[Written exercise] Below are records to repeat exactly. Omit the pictures from the copy.

[Data records]
..............................
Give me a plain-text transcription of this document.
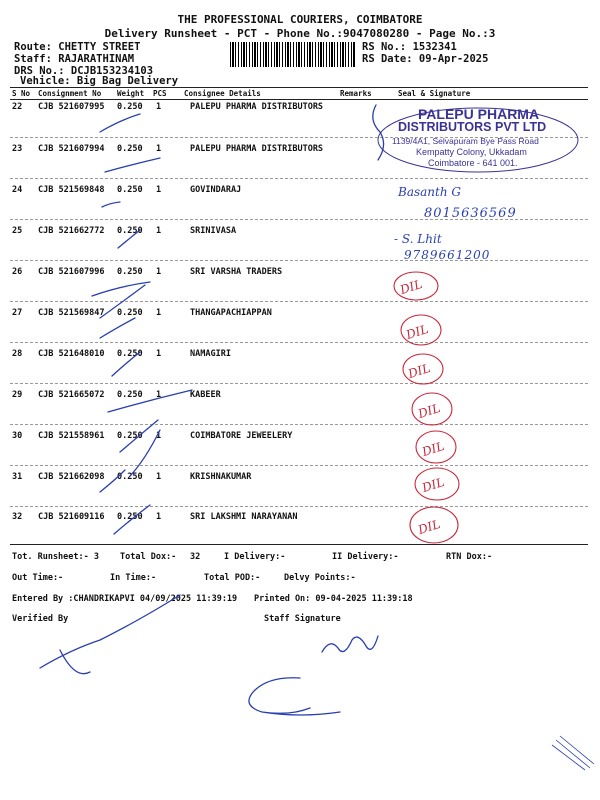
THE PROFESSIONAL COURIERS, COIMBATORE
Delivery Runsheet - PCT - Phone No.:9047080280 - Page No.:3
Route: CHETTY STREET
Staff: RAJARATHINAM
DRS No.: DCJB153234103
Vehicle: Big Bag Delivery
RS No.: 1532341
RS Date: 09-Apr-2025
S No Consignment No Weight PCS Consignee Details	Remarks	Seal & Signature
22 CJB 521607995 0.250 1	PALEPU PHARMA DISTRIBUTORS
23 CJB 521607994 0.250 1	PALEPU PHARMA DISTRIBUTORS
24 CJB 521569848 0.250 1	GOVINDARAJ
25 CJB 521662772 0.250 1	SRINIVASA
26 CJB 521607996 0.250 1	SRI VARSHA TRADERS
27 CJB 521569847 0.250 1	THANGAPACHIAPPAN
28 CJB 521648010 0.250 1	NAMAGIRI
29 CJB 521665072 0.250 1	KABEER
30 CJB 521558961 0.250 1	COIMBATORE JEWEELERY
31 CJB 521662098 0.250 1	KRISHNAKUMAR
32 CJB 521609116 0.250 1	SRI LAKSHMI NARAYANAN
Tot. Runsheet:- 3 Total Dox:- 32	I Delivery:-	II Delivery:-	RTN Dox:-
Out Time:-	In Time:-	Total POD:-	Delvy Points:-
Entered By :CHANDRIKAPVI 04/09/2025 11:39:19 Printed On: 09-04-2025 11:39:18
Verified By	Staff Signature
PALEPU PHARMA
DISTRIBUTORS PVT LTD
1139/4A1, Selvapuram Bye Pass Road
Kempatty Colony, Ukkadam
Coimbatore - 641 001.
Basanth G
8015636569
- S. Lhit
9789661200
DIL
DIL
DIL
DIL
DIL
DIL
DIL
..............................
[Finished answer]
Give me a plain-text transcription of this document.
THE PROFESSIONAL COURIERS, COIMBATORE
Delivery Runsheet - PCT - Phone No.:9047080280 - Page No.:3
Route: CHETTY STREET
Staff: RAJARATHINAM
DRS No.: DCJB153234103
Vehicle: Big Bag Delivery
RS No.: 1532341
RS Date: 09-Apr-2025
S No Consignment No Weight PCS Consignee Details	Remarks	Seal & Signature
22 CJB 521607995 0.250 1	PALEPU PHARMA DISTRIBUTORS
23 CJB 521607994 0.250 1	PALEPU PHARMA DISTRIBUTORS
24 CJB 521569848 0.250 1	GOVINDARAJ
25 CJB 521662772 0.250 1	SRINIVASA
26 CJB 521607996 0.250 1	SRI VARSHA TRADERS
27 CJB 521569847 0.250 1	THANGAPACHIAPPAN
28 CJB 521648010 0.250 1	NAMAGIRI
29 CJB 521665072 0.250 1	KABEER
30 CJB 521558961 0.250 1	COIMBATORE JEWEELERY
31 CJB 521662098 0.250 1	KRISHNAKUMAR
32 CJB 521609116 0.250 1	SRI LAKSHMI NARAYANAN
Tot. Runsheet:- 3 Total Dox:- 32	I Delivery:-	II Delivery:-	RTN Dox:-
Out Time:-	In Time:-	Total POD:-	Delvy Points:-
Entered By :CHANDRIKAPVI 04/09/2025 11:39:19 Printed On: 09-04-2025 11:39:18
Verified By	Staff Signature
PALEPU PHARMA
DISTRIBUTORS PVT LTD
1139/4A1, Selvapuram Bye Pass Road
Kempatty Colony, Ukkadam
Coimbatore - 641 001.
Basanth G
8015636569
- S. Lhit
9789661200
DIL
DIL
DIL
DIL
DIL
DIL
DIL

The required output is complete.